A family of Microsoft relational database management systems designed for ease of use.
You may well have a problem here if you have used autonumbers as keys. You can append rows from a referenced table (i.e. the table on the 'one-side' of a one-to-many relationship) to the corresponding referenced table in the other database provided that you omit the autonumber key column, in which case new values will automatically assigned to the autonumber key column in the rows inserted. However, if you then append rows from a referencing ('many-side') table these will retain the values of the foreign key column which reference the autonumber key of the first table. As the rows inserted into the referenced table in the other database will now have new values in these rows, the foreign key values in the referencing table will no longer map to the correct row of the referenced table.
There are a number of ways you can handle this. Probably the simplest is to create new primary and foreign key columns in the tables in the first database, and fill these with values which will not match be duplicated in the second database. You can do this by means of update queries to add a fixed number to the values of the current primary and foreign key columns. The fixed number should be such that the lowest resulting number will be greater than the highest value in the autoumber key column in the second database. If this is 12345 say then you'd populate the new columns in both the referencing and referenced tables in the first database with:
UPDATE MyTable
SET NewColumn = OldColumn+12345;
You can then append rows from a table in the first database to the corresponding table in the second database, but you must append the NewColumn to the OldColumn. Its sometimes not realised that you can assign a literal value to an autonumber column in this way when inserting a new row, but it is in fact perfectly feasible. When inserting a value into the corresponding foreign key column in a referencing table there is no problem of course.
You need to bear in mind a couple of things:
1. You cannot make a column the primary key of a table until it contains values, so you must fill the NewColumn column in a referenced table with an update query as above before you can make the column the primary key. In fact there is no real necessity to make the column the primary key at all as it's only being used to provide values which can be appended to the other table, so whether it's defined as a key or not is immaterial.

▶ _RECORDS SUPPLIED_
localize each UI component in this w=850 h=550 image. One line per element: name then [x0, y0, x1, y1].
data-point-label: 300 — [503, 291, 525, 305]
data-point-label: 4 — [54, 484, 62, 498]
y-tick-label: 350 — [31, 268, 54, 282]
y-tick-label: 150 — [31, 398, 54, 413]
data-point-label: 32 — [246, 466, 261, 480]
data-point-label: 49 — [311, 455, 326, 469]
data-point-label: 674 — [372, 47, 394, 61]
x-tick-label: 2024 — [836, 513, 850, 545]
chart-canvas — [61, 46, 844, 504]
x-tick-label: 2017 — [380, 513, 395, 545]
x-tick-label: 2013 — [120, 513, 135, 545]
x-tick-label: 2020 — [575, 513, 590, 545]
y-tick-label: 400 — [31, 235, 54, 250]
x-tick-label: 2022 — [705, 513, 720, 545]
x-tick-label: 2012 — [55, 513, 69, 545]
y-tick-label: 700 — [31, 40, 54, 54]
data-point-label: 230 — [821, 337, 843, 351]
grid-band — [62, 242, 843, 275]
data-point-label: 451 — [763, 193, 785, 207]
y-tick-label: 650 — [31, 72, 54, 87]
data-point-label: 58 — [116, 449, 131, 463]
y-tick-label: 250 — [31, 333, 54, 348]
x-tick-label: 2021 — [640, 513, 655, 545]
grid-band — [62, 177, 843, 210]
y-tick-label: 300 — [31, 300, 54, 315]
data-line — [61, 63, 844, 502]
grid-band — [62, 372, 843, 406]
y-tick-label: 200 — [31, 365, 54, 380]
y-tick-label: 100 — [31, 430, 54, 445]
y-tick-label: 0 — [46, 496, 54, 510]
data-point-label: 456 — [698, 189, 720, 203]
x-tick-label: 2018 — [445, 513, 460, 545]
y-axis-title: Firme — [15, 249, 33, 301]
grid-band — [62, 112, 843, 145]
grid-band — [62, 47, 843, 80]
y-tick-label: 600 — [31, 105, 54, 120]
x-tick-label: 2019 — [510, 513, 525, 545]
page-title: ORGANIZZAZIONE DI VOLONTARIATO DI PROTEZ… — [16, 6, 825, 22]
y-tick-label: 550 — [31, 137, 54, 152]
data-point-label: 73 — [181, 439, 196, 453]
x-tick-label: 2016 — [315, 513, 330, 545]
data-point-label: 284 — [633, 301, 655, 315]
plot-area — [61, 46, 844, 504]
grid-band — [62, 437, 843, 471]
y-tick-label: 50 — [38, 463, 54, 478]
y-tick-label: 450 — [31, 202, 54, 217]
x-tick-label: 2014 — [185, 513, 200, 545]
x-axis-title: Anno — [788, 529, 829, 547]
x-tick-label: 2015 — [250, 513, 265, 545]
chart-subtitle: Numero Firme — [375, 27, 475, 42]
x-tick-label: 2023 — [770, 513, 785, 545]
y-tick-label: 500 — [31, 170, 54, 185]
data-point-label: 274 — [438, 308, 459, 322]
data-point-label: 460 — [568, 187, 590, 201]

▶ _YOUR TASKS_
(A) Quote the Access autonumber passage word for word, starting at "You need to" and ending at "not is immaterial.".
(B) Write the next part of the Access autonumber passage, picking up after its final sentence.
The records were drawn from a different source than the Access autonumber passage.

▶ _NUMBERED RESPONSES_
(A)
You need to bear in mind a couple of things:
1. You cannot make a column the primary key of a table until it contains values, so you must fill the NewColumn column in a referenced table with an update query as above before you can make the column the primary key. In fact there is no real necessity to make the column the primary key at all as it's only being used to provide values which can be appended to the other table, so whether it's defined as a key or not is immaterial.

(B)
2. When appending the data you must append rows from and to a referenced table before you can append rows from and to a referencing table. Otherwise referential integrity would be violated.
Another way of doing this is to allow new values to be assigned to a referenced table's primary key when appending the new rows. The assign the relevant value to the corresponding foreign key column in a referencing table by joining multiple tables, using another column, or more usually combination of columns as a a 'candidate key'. The following is an example, which inserts rows into a Cities table and assigns values to its foreign key RegionID column by joining the MasterTable (in this case a table derived from an Excel worksheet from which the data is being imported) to the Countries and Regions tables on the Region, Country, RegionID and CountryID columns:
INSERT INTO Cities (City, RegionID)
SELECT DISTINCT MasterTable.City, Regions.RegionID
FROM Countries INNER JOIN (MasterTable INNER JOIN Regions
ON MasterTable.Region=Regions.Region)
ON (MasterTable.Country=Countries.Country)
AND (Countries.CountryID=Regions.CountryID);
This is not too difficult once you get your teeth around the logic, but needs a little more thought than the cruder, but nevertheless effective, approach outlined above.